**What is needed:** Filter for the word "Indexing" and keep each matching line.

**Dataset rows:**
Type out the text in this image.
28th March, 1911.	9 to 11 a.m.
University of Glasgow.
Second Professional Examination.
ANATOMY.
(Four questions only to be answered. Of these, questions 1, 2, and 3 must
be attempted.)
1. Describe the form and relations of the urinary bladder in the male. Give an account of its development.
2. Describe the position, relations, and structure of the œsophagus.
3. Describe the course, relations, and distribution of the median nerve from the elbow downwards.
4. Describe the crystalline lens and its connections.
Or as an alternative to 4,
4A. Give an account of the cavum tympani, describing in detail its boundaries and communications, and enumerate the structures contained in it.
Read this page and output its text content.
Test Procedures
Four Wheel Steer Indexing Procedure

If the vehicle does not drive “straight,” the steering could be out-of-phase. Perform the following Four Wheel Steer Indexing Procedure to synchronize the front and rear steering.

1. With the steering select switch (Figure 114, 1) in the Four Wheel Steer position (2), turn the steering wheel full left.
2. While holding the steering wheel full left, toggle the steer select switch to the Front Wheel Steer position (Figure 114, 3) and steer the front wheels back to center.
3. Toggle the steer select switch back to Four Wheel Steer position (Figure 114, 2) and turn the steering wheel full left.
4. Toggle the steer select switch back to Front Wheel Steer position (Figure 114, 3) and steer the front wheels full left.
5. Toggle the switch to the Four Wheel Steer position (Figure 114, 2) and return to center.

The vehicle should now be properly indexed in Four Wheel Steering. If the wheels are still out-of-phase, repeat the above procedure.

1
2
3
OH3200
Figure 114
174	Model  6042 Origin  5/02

**Correct response:**
Four Wheel Steer Indexing Procedure
If the vehicle does not drive “straight,” the steering could be out-of-phase. Perform the following Four Wheel Steer Indexing Procedure to synchronize the front and rear steering.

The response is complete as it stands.